→ **DESCRIPTION OF THE TASK**
Retype everything in the listing, leaving each line exactly as it is.

:: ROWS

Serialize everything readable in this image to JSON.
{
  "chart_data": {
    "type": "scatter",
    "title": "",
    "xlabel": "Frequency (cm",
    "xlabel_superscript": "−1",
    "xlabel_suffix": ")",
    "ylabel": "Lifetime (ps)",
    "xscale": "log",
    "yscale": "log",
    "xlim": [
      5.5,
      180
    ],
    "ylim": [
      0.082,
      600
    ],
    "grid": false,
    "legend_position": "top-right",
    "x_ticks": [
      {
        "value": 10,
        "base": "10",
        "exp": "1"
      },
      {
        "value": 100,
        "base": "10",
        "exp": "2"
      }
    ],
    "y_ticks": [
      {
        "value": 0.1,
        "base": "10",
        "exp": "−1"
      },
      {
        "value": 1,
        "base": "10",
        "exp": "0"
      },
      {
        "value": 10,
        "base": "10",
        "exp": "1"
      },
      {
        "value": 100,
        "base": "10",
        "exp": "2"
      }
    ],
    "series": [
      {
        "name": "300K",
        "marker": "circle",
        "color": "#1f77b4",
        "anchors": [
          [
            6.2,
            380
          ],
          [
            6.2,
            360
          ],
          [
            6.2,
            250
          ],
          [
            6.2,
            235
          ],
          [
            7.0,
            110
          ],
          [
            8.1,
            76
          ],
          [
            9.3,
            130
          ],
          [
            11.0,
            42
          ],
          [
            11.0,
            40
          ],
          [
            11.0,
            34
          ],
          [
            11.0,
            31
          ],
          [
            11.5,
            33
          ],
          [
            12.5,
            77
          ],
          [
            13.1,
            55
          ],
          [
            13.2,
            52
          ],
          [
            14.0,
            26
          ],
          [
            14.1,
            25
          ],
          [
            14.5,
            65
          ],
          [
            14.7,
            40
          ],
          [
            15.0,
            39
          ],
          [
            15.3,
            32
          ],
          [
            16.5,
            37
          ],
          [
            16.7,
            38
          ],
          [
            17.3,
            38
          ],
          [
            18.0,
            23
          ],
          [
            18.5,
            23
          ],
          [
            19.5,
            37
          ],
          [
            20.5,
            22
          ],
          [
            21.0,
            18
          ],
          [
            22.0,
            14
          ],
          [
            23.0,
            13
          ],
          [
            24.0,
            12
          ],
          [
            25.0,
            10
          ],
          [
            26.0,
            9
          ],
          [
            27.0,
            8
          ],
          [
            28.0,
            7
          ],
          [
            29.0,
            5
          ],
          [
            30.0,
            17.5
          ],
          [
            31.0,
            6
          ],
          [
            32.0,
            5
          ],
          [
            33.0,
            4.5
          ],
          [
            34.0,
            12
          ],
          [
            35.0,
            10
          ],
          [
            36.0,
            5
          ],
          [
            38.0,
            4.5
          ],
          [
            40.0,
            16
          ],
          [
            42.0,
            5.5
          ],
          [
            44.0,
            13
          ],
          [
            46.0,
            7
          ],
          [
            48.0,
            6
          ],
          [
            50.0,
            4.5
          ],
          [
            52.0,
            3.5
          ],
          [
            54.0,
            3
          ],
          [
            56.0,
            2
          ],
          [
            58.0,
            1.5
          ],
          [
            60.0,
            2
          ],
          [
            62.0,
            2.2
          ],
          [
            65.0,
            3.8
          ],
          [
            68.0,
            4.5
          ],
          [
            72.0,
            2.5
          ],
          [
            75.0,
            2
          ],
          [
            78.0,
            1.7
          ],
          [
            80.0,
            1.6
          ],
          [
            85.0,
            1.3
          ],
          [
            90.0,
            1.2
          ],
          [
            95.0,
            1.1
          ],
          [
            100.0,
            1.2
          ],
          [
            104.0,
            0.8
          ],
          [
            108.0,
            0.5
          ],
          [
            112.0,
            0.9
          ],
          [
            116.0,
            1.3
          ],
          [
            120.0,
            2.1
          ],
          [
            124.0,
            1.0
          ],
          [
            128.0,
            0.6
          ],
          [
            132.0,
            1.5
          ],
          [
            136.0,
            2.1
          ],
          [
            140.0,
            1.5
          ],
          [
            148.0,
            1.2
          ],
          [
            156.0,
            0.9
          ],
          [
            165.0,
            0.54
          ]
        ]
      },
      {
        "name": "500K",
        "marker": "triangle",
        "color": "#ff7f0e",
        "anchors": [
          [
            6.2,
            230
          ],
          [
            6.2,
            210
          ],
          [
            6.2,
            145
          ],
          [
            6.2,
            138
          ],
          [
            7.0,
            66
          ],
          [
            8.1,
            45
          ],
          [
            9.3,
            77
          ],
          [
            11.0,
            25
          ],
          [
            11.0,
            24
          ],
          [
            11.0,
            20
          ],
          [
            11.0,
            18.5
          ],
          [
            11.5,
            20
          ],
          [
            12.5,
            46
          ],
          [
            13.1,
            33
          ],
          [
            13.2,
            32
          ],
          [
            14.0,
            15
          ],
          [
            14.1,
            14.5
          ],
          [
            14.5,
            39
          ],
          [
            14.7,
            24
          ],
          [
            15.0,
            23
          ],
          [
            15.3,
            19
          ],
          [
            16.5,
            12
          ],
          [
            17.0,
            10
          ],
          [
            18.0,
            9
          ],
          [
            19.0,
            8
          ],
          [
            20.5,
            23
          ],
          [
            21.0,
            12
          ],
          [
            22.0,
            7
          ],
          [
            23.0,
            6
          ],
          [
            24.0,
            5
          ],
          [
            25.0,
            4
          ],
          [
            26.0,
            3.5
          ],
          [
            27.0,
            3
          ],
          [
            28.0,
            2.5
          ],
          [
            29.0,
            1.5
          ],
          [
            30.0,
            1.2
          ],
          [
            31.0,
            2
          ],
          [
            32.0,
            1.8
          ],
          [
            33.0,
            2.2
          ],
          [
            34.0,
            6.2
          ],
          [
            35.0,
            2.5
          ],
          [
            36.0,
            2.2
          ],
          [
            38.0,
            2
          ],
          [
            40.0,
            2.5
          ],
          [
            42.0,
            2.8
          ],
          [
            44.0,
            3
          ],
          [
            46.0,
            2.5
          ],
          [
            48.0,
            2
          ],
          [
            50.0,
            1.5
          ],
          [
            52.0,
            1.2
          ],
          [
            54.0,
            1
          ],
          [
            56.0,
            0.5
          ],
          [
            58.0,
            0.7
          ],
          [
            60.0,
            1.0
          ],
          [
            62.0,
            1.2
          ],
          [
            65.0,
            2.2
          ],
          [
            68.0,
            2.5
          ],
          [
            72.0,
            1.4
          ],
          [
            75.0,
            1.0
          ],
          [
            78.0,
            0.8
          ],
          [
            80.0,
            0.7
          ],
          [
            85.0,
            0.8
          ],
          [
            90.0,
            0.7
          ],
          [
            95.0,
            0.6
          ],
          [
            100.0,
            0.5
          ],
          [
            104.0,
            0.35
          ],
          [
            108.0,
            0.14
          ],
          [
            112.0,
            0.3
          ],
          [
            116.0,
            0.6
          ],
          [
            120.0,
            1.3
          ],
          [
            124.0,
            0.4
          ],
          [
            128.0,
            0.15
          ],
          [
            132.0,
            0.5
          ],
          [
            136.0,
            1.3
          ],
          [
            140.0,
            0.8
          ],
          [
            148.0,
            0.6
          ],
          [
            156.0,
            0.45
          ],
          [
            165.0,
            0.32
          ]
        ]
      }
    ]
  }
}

::::

→ **SOLUTION BELOW**
Serialize everything readable in this image to JSON.
{
  "chart_data": {
    "type": "scatter",
    "title": "",
    "xlabel": "Frequency (cm",
    "xlabel_superscript": "−1",
    "xlabel_suffix": ")",
    "ylabel": "Lifetime (ps)",
    "xscale": "log",
    "yscale": "log",
    "xlim": [
      5.5,
      180
    ],
    "ylim": [
      0.082,
      600
    ],
    "grid": false,
    "legend_position": "top-right",
    "x_ticks": [
      {
        "value": 10,
        "base": "10",
        "exp": "1"
      },
      {
        "value": 100,
        "base": "10",
        "exp": "2"
      }
    ],
    "y_ticks": [
      {
        "value": 0.1,
        "base": "10",
        "exp": "−1"
      },
      {
        "value": 1,
        "base": "10",
        "exp": "0"
      },
      {
        "value": 10,
        "base": "10",
        "exp": "1"
      },
      {
        "value": 100,
        "base": "10",
        "exp": "2"
      }
    ],
    "series": [
      {
        "name": "300K",
        "marker": "circle",
        "color": "#1f77b4",
        "anchors": [
          [
            6.2,
            380
          ],
          [
            6.2,
            360
          ],
          [
            6.2,
            250
          ],
          [
            6.2,
            235
          ],
          [
            7.0,
            110
          ],
          [
            8.1,
            76
          ],
          [
            9.3,
            130
          ],
          [
            11.0,
            42
          ],
          [
            11.0,
            40
          ],
          [
            11.0,
            34
          ],
          [
            11.0,
            31
          ],
          [
            11.5,
            33
          ],
          [
            12.5,
            77
          ],
          [
            13.1,
            55
          ],
          [
            13.2,
            52
          ],
          [
            14.0,
            26
          ],
          [
            14.1,
            25
          ],
          [
            14.5,
            65
          ],
          [
            14.7,
            40
          ],
          [
            15.0,
            39
          ],
          [
            15.3,
            32
          ],
          [
            16.5,
            37
          ],
          [
            16.7,
            38
          ],
          [
            17.3,
            38
          ],
          [
            18.0,
            23
          ],
          [
            18.5,
            23
          ],
          [
            19.5,
            37
          ],
          [
            20.5,
            22
          ],
          [
            21.0,
            18
          ],
          [
            22.0,
            14
          ],
          [
            23.0,
            13
          ],
          [
            24.0,
            12
          ],
          [
            25.0,
            10
          ],
          [
            26.0,
            9
          ],
          [
            27.0,
            8
          ],
          [
            28.0,
            7
          ],
          [
            29.0,
            5
          ],
          [
            30.0,
            17.5
          ],
          [
            31.0,
            6
          ],
          [
            32.0,
            5
          ],
          [
            33.0,
            4.5
          ],
          [
            34.0,
            12
          ],
          [
            35.0,
            10
          ],
          [
            36.0,
            5
          ],
          [
            38.0,
            4.5
          ],
          [
            40.0,
            16
          ],
          [
            42.0,
            5.5
          ],
          [
            44.0,
            13
          ],
          [
            46.0,
            7
          ],
          [
            48.0,
            6
          ],
          [
            50.0,
            4.5
          ],
          [
            52.0,
            3.5
          ],
          [
            54.0,
            3
          ],
          [
            56.0,
            2
          ],
          [
            58.0,
            1.5
          ],
          [
            60.0,
            2
          ],
          [
            62.0,
            2.2
          ],
          [
            65.0,
            3.8
          ],
          [
            68.0,
            4.5
          ],
          [
            72.0,
            2.5
          ],
          [
            75.0,
            2
          ],
          [
            78.0,
            1.7
          ],
          [
            80.0,
            1.6
          ],
          [
            85.0,
            1.3
          ],
          [
            90.0,
            1.2
          ],
          [
            95.0,
            1.1
          ],
          [
            100.0,
            1.2
          ],
          [
            104.0,
            0.8
          ],
          [
            108.0,
            0.5
          ],
          [
            112.0,
            0.9
          ],
          [
            116.0,
            1.3
          ],
          [
            120.0,
            2.1
          ],
          [
            124.0,
            1.0
          ],
          [
            128.0,
            0.6
          ],
          [
            132.0,
            1.5
          ],
          [
            136.0,
            2.1
          ],
          [
            140.0,
            1.5
          ],
          [
            148.0,
            1.2
          ],
          [
            156.0,
            0.9
          ],
          [
            165.0,
            0.54
          ]
        ]
      },
      {
        "name": "500K",
        "marker": "triangle",
        "color": "#ff7f0e",
        "anchors": [
          [
            6.2,
            230
          ],
          [
            6.2,
            210
          ],
          [
            6.2,
            145
          ],
          [
            6.2,
            138
          ],
          [
            7.0,
            66
          ],
          [
            8.1,
            45
          ],
          [
            9.3,
            77
          ],
          [
            11.0,
            25
          ],
          [
            11.0,
            24
          ],
          [
            11.0,
            20
          ],
          [
            11.0,
            18.5
          ],
          [
            11.5,
            20
          ],
          [
            12.5,
            46
          ],
          [
            13.1,
            33
          ],
          [
            13.2,
            32
          ],
          [
            14.0,
            15
          ],
          [
            14.1,
            14.5
          ],
          [
            14.5,
            39
          ],
          [
            14.7,
            24
          ],
          [
            15.0,
            23
          ],
          [
            15.3,
            19
          ],
          [
            16.5,
            12
          ],
          [
            17.0,
            10
          ],
          [
            18.0,
            9
          ],
          [
            19.0,
            8
          ],
          [
            20.5,
            23
          ],
          [
            21.0,
            12
          ],
          [
            22.0,
            7
          ],
          [
            23.0,
            6
          ],
          [
            24.0,
            5
          ],
          [
            25.0,
            4
          ],
          [
            26.0,
            3.5
          ],
          [
            27.0,
            3
          ],
          [
            28.0,
            2.5
          ],
          [
            29.0,
            1.5
          ],
          [
            30.0,
            1.2
          ],
          [
            31.0,
            2
          ],
          [
            32.0,
            1.8
          ],
          [
            33.0,
            2.2
          ],
          [
            34.0,
            6.2
          ],
          [
            35.0,
            2.5
          ],
          [
            36.0,
            2.2
          ],
          [
            38.0,
            2
          ],
          [
            40.0,
            2.5
          ],
          [
            42.0,
            2.8
          ],
          [
            44.0,
            3
          ],
          [
            46.0,
            2.5
          ],
          [
            48.0,
            2
          ],
          [
            50.0,
            1.5
          ],
          [
            52.0,
            1.2
          ],
          [
            54.0,
            1
          ],
          [
            56.0,
            0.5
          ],
          [
            58.0,
            0.7
          ],
          [
            60.0,
            1.0
          ],
          [
            62.0,
            1.2
          ],
          [
            65.0,
            2.2
          ],
          [
            68.0,
            2.5
          ],
          [
            72.0,
            1.4
          ],
          [
            75.0,
            1.0
          ],
          [
            78.0,
            0.8
          ],
          [
            80.0,
            0.7
          ],
          [
            85.0,
            0.8
          ],
          [
            90.0,
            0.7
          ],
          [
            95.0,
            0.6
          ],
          [
            100.0,
            0.5
          ],
          [
            104.0,
            0.35
          ],
          [
            108.0,
            0.14
          ],
          [
            112.0,
            0.3
          ],
          [
            116.0,
            0.6
          ],
          [
            120.0,
            1.3
          ],
          [
            124.0,
            0.4
          ],
          [
            128.0,
            0.15
          ],
          [
            132.0,
            0.5
          ],
          [
            136.0,
            1.3
          ],
          [
            140.0,
            0.8
          ],
          [
            148.0,
            0.6
          ],
          [
            156.0,
            0.45
          ],
          [
            165.0,
            0.32
          ]
        ]
      }
    ]
  }
}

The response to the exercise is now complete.